* _Задания_:
[1] Пожалуйста, выпишите из текста о полярной зимовке отрезок от слов «Тем временем начинается» до слов «колбы, склянки, тетради.» включительно, сохранив каждое слово и знак.
[2] Что, согласно тексту о полярной зимовке, ветер накануне ночью оторвал от льдины?

* _Фрагмент текста_:
++++

Отважные полярные исследователи — Иван Папанин, Петр Ширшов, Эрнст Кренкель, Евгений Федоров — стоят рядом, и мы можем их более внимательно рассмотреть. Они одеты в меховые костюмы — старые, замасленные, порванные. Все гладко выбриты, и у всех видны порезы от бритья. Волосы давно не стрижены и спрятаны за воротники. Нельзя сказать, что они похудели после того дня, как мы их провожали на центральном аэродроме в Москве. Но видна усталость, глаза воспалены, лица выдают то, о чем предпочитают умалчивать зимовщики. Много пережито ими на льдине. Особенно за последнее время, когда штормы напоминали о себе со страшной силой.

Перед тем как проститься с обломком льдины, на которой долгие месяцы протекала жизнь и научная работа наших героев, зимовщики повели нас знакомиться со своим лагерем. Впереди по-медвежьи переваливается Иван Дмитриевич Папанин в мягких меховых унтах, в длинной меховой рубашке, гладковыбритый. За ним идут Эрнст Кренкель, с красным и обветренным лицом, Евгений Федоров, спрятавший в воротник свои длинные волосы, Петр Ширшов с воспаленными от бессонницы глазами. У всех усталые, но радостные лица.

Последние дни героических зимовщиков были особенно трудными. Приходилось оберегать зимовку от яростных штормов, нести бессменную вахту, готовить аэродром, который накануне ночью ветер оторвал от льдины.

— Вот как мы жили, братки, — говорит Папанин и показывает палатки, ледяной домик, радиостанцию, склады.

Знаменитая палатка, очертания которой так же популярны в народе, как и люди, жившие в ней, занесена снегом. Люди лопатами прокладывают путь, очищают снег. Мало-помалу из снежной траншеи начинают вырисовываться четыре буквы: «СССР». Все научные приборы, снаряжение, домашняя утварь уже погружены на нарты. Только маленькая радиостанция Кренкеля продолжает передавать миру последние донесения со станции «Северный полюс».

Эрнст Кренкель спускается в свой снежный домик, где стоят нарты с радиостанцией. Он садится на ледяную ступеньку, покрытую меховой курткой. Перед тем как начать передачу, он согревает свои руки, прячет их в меховой сапог, в рукава рубашки, в рукавицы.

Тем временем начинается эвакуация лагеря. В снежной кухне еще горит лампа, в алюминиевой миске — остатки супа. Чашки из пластической массы стоят на фанерном столике, еще не остывший чайник — на примусе. Иван Дмитриевич вносит ящик — собирает посуду, гасит лампу и начинает грузить на нарты свой «камбуз», так называли кухню зимовщики. Потом мы переходим к жилой палатке. Быстро собрали спальные мешки, меховые куртки, книги. Тонкая шелковая палатка рушится, когда кто-то из таймырцев вытаскивает палки из снега.

Петр Ширшов и Евгений Федоров собирают свою лабораторию. Это — «научный квартал» зимовки. Его больше всего оберегали во время ветров. Лаборатория построена из снега. Ширшов выносит ящики с пробами планктона, колбы, склянки, тетради.

— Лебедку, — говорит он, — придется оставить… Льдину, на которой она стояла, оторвало и унесло… Очень жаль!

++++

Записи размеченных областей

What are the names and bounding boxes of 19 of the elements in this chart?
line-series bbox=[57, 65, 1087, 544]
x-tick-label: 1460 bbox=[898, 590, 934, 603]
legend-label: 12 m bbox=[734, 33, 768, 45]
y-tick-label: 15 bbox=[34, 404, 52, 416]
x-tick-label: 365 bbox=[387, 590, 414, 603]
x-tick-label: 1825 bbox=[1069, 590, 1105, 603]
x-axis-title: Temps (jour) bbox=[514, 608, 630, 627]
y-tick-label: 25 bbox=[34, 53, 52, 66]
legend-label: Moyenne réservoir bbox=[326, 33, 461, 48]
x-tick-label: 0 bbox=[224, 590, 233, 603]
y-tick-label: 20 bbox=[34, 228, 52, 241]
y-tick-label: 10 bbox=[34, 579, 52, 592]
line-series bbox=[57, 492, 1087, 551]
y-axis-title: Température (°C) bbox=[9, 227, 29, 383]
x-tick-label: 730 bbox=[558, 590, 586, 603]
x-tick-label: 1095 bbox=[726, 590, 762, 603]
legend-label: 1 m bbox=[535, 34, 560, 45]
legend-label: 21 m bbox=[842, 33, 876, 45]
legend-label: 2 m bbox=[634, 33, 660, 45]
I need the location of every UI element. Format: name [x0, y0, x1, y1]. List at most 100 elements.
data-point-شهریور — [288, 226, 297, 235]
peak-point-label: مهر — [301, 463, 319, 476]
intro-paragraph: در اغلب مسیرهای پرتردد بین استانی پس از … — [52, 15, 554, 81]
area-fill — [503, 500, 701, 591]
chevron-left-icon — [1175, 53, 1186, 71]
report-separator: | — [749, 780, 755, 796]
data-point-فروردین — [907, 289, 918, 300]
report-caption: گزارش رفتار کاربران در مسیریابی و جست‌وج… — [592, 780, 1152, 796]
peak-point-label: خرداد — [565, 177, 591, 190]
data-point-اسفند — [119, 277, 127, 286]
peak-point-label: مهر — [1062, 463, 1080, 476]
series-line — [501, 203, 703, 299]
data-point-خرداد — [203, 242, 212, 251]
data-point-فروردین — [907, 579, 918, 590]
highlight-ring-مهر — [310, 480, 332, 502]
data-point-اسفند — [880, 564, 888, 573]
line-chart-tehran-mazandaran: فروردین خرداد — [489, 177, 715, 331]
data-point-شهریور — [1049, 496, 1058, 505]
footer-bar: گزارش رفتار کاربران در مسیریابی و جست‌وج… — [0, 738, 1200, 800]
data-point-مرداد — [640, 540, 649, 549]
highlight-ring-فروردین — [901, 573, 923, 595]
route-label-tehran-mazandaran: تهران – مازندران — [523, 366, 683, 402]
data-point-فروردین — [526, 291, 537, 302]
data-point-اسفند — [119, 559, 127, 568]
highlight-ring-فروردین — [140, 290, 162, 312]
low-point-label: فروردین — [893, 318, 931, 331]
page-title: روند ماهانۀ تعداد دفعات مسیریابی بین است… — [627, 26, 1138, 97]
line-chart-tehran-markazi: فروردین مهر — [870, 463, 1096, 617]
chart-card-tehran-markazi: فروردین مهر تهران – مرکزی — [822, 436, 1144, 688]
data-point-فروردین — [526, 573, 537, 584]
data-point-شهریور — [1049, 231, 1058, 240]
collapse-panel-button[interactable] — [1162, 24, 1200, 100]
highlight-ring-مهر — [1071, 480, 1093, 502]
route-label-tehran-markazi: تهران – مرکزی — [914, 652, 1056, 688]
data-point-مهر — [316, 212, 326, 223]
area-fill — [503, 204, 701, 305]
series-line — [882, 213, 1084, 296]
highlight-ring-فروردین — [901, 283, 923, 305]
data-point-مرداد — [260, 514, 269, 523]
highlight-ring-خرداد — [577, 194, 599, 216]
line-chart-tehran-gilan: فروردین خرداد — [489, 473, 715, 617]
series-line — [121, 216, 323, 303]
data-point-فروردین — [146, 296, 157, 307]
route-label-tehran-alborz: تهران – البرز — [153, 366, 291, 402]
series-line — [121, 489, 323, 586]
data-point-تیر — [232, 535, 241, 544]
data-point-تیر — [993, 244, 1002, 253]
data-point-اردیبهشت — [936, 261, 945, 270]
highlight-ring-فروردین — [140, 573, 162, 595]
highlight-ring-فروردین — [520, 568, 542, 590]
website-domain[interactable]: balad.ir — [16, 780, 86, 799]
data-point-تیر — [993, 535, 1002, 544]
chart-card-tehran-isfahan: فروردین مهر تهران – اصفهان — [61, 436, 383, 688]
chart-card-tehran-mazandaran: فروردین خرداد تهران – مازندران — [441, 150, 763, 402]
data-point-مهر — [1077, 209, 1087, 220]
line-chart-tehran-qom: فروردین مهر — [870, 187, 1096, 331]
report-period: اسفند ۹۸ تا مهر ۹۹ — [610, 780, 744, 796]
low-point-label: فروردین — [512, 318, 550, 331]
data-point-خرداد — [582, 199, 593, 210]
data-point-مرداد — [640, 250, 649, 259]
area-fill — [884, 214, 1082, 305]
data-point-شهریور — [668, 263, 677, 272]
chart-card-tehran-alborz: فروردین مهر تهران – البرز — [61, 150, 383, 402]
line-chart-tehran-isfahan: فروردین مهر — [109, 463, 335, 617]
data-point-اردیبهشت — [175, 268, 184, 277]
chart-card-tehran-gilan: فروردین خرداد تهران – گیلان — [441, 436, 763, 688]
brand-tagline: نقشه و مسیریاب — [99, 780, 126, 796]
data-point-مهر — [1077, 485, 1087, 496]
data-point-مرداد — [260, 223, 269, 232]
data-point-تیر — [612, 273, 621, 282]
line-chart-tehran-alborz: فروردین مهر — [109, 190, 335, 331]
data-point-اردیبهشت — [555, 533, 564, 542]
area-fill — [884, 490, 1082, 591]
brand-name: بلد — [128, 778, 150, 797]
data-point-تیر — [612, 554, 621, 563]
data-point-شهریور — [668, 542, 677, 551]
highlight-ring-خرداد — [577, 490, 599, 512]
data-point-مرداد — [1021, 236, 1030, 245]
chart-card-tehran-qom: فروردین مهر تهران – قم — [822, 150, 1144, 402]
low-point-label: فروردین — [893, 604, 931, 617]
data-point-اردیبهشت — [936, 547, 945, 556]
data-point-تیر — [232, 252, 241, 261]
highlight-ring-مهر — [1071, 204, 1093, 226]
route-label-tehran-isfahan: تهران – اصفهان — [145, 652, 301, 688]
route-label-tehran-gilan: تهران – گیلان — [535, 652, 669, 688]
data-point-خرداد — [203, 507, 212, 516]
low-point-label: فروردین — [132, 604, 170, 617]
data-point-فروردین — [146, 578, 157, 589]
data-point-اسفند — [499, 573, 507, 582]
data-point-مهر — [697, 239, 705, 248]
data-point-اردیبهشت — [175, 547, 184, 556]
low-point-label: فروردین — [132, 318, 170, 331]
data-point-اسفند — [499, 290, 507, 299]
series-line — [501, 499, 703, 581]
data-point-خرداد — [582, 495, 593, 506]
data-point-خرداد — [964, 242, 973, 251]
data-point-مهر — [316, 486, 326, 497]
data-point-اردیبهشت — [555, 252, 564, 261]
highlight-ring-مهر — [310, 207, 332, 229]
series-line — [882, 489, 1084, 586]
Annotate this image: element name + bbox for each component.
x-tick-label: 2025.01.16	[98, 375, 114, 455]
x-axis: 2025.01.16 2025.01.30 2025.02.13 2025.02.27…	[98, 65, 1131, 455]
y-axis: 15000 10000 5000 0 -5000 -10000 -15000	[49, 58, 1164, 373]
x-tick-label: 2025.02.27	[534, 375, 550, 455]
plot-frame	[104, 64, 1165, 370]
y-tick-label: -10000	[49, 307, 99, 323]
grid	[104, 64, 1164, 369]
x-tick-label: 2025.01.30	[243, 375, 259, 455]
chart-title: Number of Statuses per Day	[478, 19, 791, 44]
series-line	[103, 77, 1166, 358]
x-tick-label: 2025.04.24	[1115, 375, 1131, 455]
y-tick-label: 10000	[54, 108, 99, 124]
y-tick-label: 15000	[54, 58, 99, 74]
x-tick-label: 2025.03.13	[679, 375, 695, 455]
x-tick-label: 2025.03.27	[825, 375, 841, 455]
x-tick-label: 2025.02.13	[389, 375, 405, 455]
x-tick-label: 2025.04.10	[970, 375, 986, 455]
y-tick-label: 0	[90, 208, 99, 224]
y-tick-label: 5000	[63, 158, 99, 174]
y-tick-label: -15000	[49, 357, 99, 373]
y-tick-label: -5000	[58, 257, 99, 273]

++++

* _Выполненные задания_:
[1]
Тем временем начинается эвакуация лагеря. В снежной кухне еще горит лампа, в алюминиевой миске — остатки супа. Чашки из пластической массы стоят на фанерном столике, еще не остывший чайник — на примусе. Иван Дмитриевич вносит ящик — собирает посуду, гасит лампу и начинает грузить на нарты свой «камбуз», так называли кухню зимовщики. Потом мы переходим к жилой палатке. Быстро собрали спальные мешки, меховые куртки, книги. Тонкая шелковая палатка рушится, когда кто-то из таймырцев вытаскивает палки из снега.

Петр Ширшов и Евгений Федоров собирают свою лабораторию. Это — «научный квартал» зимовки. Его больше всего оберегали во время ветров. Лаборатория построена из снега. Ширшов выносит ящики с пробами планктона, колбы, склянки, тетради.

[2] Аэродром.